_EXTRACTED DATA_:
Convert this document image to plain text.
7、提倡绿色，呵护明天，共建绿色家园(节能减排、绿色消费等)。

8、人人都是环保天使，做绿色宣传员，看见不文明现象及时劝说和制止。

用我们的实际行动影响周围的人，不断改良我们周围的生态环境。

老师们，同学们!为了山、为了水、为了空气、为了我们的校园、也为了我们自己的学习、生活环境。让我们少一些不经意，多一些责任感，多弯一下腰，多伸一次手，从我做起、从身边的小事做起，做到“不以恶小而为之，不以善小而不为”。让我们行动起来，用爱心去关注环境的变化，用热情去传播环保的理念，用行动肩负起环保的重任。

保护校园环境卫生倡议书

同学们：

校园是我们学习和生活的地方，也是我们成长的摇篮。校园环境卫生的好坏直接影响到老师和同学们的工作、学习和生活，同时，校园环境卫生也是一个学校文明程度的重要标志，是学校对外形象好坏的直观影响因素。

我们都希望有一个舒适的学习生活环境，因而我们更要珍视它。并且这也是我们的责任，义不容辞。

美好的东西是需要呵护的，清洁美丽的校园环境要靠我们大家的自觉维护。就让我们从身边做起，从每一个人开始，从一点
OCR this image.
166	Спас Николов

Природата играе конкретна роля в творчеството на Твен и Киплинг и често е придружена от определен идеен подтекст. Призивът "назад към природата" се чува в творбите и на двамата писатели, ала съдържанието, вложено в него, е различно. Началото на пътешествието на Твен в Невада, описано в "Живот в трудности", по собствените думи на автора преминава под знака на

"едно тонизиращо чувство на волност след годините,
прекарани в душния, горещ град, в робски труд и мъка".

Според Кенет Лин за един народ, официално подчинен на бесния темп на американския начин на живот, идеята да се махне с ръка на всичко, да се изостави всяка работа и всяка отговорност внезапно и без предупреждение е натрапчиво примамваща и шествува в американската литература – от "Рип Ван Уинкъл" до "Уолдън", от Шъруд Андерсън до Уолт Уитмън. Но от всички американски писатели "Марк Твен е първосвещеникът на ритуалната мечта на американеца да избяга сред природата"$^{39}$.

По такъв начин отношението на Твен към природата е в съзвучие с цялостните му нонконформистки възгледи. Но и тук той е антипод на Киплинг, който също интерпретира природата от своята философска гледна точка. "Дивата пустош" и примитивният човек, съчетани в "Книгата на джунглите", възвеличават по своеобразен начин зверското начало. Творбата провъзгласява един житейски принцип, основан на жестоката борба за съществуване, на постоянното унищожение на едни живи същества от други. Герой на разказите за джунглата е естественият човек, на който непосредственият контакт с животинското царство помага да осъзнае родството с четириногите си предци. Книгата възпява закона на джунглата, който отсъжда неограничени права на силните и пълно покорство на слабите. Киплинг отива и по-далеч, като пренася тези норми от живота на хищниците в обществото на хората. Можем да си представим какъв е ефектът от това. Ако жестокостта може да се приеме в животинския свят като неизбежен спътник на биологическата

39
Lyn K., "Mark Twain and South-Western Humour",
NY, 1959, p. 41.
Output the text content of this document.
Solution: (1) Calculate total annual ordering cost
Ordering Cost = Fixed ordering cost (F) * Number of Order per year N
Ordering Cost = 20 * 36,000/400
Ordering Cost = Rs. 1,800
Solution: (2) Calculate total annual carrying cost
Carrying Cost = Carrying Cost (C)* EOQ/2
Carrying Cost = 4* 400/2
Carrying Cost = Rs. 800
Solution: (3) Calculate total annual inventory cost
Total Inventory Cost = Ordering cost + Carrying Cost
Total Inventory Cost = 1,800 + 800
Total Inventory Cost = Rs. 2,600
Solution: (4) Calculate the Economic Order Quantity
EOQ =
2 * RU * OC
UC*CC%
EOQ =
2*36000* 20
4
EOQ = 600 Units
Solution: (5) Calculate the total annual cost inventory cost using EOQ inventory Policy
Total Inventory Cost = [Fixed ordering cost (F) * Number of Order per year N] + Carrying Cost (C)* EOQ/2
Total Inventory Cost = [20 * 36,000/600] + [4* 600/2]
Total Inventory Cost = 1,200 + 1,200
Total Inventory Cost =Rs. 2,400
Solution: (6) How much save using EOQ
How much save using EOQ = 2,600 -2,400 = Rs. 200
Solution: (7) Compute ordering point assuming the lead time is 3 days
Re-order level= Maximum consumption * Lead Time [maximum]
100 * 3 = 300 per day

_DIRECTIVE_: Please copy out each record, character for character.

_COMPLETE OUTPUT_:
Convert this document image to plain text.
7、提倡绿色，呵护明天，共建绿色家园(节能减排、绿色消费等)。

8、人人都是环保天使，做绿色宣传员，看见不文明现象及时劝说和制止。

用我们的实际行动影响周围的人，不断改良我们周围的生态环境。

老师们，同学们!为了山、为了水、为了空气、为了我们的校园、也为了我们自己的学习、生活环境。让我们少一些不经意，多一些责任感，多弯一下腰，多伸一次手，从我做起、从身边的小事做起，做到“不以恶小而为之，不以善小而不为”。让我们行动起来，用爱心去关注环境的变化，用热情去传播环保的理念，用行动肩负起环保的重任。

保护校园环境卫生倡议书

同学们：

校园是我们学习和生活的地方，也是我们成长的摇篮。校园环境卫生的好坏直接影响到老师和同学们的工作、学习和生活，同时，校园环境卫生也是一个学校文明程度的重要标志，是学校对外形象好坏的直观影响因素。

我们都希望有一个舒适的学习生活环境，因而我们更要珍视它。并且这也是我们的责任，义不容辞。

美好的东西是需要呵护的，清洁美丽的校园环境要靠我们大家的自觉维护。就让我们从身边做起，从每一个人开始，从一点
OCR this image.
166	Спас Николов

Природата играе конкретна роля в творчеството на Твен и Киплинг и често е придружена от определен идеен подтекст. Призивът "назад към природата" се чува в творбите и на двамата писатели, ала съдържанието, вложено в него, е различно. Началото на пътешествието на Твен в Невада, описано в "Живот в трудности", по собствените думи на автора преминава под знака на

"едно тонизиращо чувство на волност след годините,
прекарани в душния, горещ град, в робски труд и мъка".

Според Кенет Лин за един народ, официално подчинен на бесния темп на американския начин на живот, идеята да се махне с ръка на всичко, да се изостави всяка работа и всяка отговорност внезапно и без предупреждение е натрапчиво примамваща и шествува в американската литература – от "Рип Ван Уинкъл" до "Уолдън", от Шъруд Андерсън до Уолт Уитмън. Но от всички американски писатели "Марк Твен е първосвещеникът на ритуалната мечта на американеца да избяга сред природата"$^{39}$.

По такъв начин отношението на Твен към природата е в съзвучие с цялостните му нонконформистки възгледи. Но и тук той е антипод на Киплинг, който също интерпретира природата от своята философска гледна точка. "Дивата пустош" и примитивният човек, съчетани в "Книгата на джунглите", възвеличават по своеобразен начин зверското начало. Творбата провъзгласява един житейски принцип, основан на жестоката борба за съществуване, на постоянното унищожение на едни живи същества от други. Герой на разказите за джунглата е естественият човек, на който непосредственият контакт с животинското царство помага да осъзнае родството с четириногите си предци. Книгата възпява закона на джунглата, който отсъжда неограничени права на силните и пълно покорство на слабите. Киплинг отива и по-далеч, като пренася тези норми от живота на хищниците в обществото на хората. Можем да си представим какъв е ефектът от това. Ако жестокостта може да се приеме в животинския свят като неизбежен спътник на биологическата

39
Lyn K., "Mark Twain and South-Western Humour",
NY, 1959, p. 41.
Output the text content of this document.
Solution: (1) Calculate total annual ordering cost
Ordering Cost = Fixed ordering cost (F) * Number of Order per year N
Ordering Cost = 20 * 36,000/400
Ordering Cost = Rs. 1,800
Solution: (2) Calculate total annual carrying cost
Carrying Cost = Carrying Cost (C)* EOQ/2
Carrying Cost = 4* 400/2
Carrying Cost = Rs. 800
Solution: (3) Calculate total annual inventory cost
Total Inventory Cost = Ordering cost + Carrying Cost
Total Inventory Cost = 1,800 + 800
Total Inventory Cost = Rs. 2,600
Solution: (4) Calculate the Economic Order Quantity
EOQ =
2 * RU * OC
UC*CC%
EOQ =
2*36000* 20
4
EOQ = 600 Units
Solution: (5) Calculate the total annual cost inventory cost using EOQ inventory Policy
Total Inventory Cost = [Fixed ordering cost (F) * Number of Order per year N] + Carrying Cost (C)* EOQ/2
Total Inventory Cost = [20 * 36,000/600] + [4* 600/2]
Total Inventory Cost = 1,200 + 1,200
Total Inventory Cost =Rs. 2,400
Solution: (6) How much save using EOQ
How much save using EOQ = 2,600 -2,400 = Rs. 200
Solution: (7) Compute ordering point assuming the lead time is 3 days
Re-order level= Maximum consumption * Lead Time [maximum]
100 * 3 = 300 per day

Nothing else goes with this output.